### GOAL
Isolate every line in the records below with "complément" in it.
-- -- --
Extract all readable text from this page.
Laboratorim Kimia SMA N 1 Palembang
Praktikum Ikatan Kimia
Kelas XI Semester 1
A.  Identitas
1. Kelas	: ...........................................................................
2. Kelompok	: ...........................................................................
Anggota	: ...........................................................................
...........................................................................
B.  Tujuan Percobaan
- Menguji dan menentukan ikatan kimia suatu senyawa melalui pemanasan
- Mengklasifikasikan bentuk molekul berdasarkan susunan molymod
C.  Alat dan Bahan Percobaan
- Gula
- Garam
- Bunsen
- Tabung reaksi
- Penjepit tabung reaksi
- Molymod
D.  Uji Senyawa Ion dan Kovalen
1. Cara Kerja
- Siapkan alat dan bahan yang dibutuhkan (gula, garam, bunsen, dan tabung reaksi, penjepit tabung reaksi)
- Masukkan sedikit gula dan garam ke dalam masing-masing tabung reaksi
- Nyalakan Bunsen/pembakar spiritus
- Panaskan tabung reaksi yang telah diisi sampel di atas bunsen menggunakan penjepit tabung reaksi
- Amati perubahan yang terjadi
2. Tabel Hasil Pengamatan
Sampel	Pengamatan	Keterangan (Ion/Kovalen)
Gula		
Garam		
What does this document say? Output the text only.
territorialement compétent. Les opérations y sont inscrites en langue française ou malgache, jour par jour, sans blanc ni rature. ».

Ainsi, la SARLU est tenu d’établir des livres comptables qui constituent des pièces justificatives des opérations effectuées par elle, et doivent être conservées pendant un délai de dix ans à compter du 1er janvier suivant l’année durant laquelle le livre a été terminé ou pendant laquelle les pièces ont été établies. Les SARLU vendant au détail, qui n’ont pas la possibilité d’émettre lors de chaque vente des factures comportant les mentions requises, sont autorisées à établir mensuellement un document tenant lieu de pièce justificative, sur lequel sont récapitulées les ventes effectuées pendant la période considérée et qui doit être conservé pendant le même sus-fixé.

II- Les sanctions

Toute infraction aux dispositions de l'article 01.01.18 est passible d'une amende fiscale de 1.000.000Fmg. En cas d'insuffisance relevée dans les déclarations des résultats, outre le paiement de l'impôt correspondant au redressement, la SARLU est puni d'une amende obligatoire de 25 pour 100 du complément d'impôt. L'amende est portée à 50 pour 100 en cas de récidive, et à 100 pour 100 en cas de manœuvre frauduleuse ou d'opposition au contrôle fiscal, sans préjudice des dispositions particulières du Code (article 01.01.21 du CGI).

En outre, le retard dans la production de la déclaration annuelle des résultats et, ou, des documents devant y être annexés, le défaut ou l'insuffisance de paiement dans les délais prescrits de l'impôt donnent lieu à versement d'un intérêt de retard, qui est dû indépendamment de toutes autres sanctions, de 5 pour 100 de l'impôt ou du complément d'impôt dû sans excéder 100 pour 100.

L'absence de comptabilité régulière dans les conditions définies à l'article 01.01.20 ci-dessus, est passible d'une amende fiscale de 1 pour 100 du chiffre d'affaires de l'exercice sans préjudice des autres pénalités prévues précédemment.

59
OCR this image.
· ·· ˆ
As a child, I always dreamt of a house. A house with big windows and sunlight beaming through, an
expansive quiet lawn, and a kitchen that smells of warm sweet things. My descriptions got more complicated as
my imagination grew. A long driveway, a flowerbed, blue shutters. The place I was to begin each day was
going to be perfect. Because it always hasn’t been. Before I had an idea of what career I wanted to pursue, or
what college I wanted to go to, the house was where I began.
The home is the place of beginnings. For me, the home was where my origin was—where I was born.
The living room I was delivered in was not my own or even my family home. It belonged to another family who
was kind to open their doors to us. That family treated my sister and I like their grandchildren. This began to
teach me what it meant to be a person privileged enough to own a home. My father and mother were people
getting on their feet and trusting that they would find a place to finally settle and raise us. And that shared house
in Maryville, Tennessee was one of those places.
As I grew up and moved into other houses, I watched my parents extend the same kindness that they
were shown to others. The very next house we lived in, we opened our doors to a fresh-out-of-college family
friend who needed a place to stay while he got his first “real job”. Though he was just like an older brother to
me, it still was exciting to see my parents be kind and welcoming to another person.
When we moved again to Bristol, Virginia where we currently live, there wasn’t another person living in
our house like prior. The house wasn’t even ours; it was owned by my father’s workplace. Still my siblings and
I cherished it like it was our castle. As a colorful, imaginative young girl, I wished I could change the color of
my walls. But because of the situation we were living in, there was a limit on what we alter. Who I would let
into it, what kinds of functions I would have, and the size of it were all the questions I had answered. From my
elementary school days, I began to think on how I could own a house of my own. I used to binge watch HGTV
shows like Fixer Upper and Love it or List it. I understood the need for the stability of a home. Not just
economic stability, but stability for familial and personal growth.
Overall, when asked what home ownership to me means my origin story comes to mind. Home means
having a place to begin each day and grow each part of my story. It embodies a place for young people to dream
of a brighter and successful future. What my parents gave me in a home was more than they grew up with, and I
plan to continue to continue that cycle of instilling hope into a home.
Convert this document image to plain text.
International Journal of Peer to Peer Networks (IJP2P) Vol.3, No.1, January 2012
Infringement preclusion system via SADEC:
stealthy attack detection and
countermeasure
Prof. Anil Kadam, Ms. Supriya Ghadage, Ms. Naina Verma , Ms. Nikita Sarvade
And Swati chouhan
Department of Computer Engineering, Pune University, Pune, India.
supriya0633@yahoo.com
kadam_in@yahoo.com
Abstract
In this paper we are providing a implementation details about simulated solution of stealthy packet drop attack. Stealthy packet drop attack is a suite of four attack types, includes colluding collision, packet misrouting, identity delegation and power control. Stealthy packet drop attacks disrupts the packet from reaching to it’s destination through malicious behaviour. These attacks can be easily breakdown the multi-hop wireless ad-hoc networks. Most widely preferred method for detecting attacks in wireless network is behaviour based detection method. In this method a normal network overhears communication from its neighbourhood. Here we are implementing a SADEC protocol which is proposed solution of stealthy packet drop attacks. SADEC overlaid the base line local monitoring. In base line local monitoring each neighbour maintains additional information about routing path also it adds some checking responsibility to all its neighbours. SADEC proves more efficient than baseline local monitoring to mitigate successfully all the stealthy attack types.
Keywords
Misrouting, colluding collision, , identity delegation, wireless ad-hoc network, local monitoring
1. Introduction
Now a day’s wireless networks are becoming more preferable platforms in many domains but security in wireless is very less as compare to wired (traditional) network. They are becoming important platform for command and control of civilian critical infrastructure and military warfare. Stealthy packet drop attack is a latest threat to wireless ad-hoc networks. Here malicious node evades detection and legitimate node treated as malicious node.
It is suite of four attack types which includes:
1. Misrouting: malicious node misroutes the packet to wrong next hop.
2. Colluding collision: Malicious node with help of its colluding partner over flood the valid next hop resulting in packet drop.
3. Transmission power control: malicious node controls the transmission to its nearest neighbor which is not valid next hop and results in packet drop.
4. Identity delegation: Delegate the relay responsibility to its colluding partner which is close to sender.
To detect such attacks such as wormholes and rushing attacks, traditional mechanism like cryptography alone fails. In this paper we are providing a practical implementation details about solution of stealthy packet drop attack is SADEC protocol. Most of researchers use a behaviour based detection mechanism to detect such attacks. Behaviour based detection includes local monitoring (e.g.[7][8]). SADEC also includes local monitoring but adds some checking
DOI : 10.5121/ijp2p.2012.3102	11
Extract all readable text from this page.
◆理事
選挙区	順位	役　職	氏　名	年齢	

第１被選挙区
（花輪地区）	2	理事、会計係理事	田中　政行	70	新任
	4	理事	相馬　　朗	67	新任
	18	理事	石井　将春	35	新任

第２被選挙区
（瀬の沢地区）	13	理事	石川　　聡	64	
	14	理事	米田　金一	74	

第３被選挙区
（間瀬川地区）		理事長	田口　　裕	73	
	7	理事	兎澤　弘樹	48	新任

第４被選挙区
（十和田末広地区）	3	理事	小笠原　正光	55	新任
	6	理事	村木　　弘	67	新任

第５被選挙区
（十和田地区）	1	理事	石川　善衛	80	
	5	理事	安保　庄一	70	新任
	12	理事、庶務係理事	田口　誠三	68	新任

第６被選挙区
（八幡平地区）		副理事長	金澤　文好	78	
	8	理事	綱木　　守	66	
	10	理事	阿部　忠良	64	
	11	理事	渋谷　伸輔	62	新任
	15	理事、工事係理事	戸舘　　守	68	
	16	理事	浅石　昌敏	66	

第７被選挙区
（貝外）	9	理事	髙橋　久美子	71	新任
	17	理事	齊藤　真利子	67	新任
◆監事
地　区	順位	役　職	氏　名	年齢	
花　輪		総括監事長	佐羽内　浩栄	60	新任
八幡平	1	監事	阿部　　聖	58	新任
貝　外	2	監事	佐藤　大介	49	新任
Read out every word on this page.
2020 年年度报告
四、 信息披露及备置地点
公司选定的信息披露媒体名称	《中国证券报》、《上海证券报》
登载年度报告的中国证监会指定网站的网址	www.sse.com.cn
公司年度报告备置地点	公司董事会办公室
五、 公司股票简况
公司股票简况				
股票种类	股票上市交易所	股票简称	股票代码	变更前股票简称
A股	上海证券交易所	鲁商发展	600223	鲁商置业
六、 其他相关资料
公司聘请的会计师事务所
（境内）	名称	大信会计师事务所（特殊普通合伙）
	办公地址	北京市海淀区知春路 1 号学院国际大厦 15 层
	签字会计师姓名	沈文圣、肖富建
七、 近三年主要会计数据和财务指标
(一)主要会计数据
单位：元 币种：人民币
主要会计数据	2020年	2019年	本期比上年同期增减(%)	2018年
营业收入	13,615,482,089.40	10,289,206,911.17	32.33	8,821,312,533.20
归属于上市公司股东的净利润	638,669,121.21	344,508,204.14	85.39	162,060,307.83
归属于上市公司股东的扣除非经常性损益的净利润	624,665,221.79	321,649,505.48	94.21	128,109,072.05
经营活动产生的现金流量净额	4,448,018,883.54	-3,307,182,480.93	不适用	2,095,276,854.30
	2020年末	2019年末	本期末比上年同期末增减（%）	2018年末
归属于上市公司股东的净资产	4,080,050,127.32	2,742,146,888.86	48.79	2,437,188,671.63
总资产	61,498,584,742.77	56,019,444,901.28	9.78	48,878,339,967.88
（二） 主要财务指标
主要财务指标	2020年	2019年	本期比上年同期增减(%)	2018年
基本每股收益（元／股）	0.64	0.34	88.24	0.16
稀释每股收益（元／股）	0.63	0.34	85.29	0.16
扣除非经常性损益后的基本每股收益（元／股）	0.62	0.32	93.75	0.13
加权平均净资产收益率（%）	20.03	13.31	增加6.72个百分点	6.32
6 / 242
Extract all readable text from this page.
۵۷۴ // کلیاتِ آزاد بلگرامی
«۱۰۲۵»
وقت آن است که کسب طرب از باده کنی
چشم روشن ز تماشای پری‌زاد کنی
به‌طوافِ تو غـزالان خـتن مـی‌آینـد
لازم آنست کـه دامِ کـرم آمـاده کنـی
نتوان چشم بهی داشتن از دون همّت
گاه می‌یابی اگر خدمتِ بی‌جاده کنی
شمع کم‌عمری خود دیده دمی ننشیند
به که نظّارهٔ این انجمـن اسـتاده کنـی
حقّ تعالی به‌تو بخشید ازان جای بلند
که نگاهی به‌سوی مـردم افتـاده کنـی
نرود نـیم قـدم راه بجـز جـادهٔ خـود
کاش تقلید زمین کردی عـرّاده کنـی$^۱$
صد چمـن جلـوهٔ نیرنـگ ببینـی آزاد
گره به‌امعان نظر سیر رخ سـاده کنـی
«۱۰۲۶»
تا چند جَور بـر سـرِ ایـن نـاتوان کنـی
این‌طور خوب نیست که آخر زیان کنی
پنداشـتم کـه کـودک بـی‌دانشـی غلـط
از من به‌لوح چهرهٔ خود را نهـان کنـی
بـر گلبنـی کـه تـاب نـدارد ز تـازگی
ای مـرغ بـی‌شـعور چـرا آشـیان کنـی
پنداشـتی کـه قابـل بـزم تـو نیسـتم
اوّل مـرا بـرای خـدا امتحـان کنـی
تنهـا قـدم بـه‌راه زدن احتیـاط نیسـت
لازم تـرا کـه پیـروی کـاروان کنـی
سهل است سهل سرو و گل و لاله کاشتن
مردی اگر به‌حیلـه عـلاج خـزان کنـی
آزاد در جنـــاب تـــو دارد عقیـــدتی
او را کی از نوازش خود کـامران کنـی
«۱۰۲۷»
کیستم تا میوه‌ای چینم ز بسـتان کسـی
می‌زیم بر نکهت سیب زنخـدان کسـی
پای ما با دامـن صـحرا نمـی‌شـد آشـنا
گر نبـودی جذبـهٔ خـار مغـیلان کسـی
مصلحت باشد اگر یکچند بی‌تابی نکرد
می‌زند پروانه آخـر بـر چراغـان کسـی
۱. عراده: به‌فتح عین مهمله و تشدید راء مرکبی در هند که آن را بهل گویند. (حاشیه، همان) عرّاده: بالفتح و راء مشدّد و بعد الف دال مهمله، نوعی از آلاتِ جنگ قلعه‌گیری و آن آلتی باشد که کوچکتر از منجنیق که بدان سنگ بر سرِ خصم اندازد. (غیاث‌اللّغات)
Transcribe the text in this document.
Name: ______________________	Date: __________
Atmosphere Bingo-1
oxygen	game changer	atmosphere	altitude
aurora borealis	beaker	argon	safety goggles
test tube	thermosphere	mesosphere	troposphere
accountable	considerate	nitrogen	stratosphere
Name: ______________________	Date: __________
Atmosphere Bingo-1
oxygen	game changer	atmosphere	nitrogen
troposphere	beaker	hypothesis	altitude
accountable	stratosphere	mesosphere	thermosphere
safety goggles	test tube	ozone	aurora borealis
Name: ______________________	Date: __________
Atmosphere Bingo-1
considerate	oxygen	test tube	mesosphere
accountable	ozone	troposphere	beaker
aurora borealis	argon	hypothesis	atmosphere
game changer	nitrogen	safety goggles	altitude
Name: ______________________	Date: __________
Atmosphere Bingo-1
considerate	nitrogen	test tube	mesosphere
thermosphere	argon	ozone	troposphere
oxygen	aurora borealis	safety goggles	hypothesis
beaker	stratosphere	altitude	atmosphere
-- -- --
### SOLUTION FOR THIS PROBLEM
Toute infraction aux dispositions de l'article 01.01.18 est passible d'une amende fiscale de 1.000.000Fmg. En cas d'insuffisance relevée dans les déclarations des résultats, outre le paiement de l'impôt correspondant au redressement, la SARLU est puni d'une amende obligatoire de 25 pour 100 du complément d'impôt. L'amende est portée à 50 pour 100 en cas de récidive, et à 100 pour 100 en cas de manœuvre frauduleuse ou d'opposition au contrôle fiscal, sans préjudice des dispositions particulières du Code (article 01.01.21 du CGI).
En outre, le retard dans la production de la déclaration annuelle des résultats et, ou, des documents devant y être annexés, le défaut ou l'insuffisance de paiement dans les délais prescrits de l'impôt donnent lieu à versement d'un intérêt de retard, qui est dû indépendamment de toutes autres sanctions, de 5 pour 100 de l'impôt ou du complément d'impôt dû sans excéder 100 pour 100.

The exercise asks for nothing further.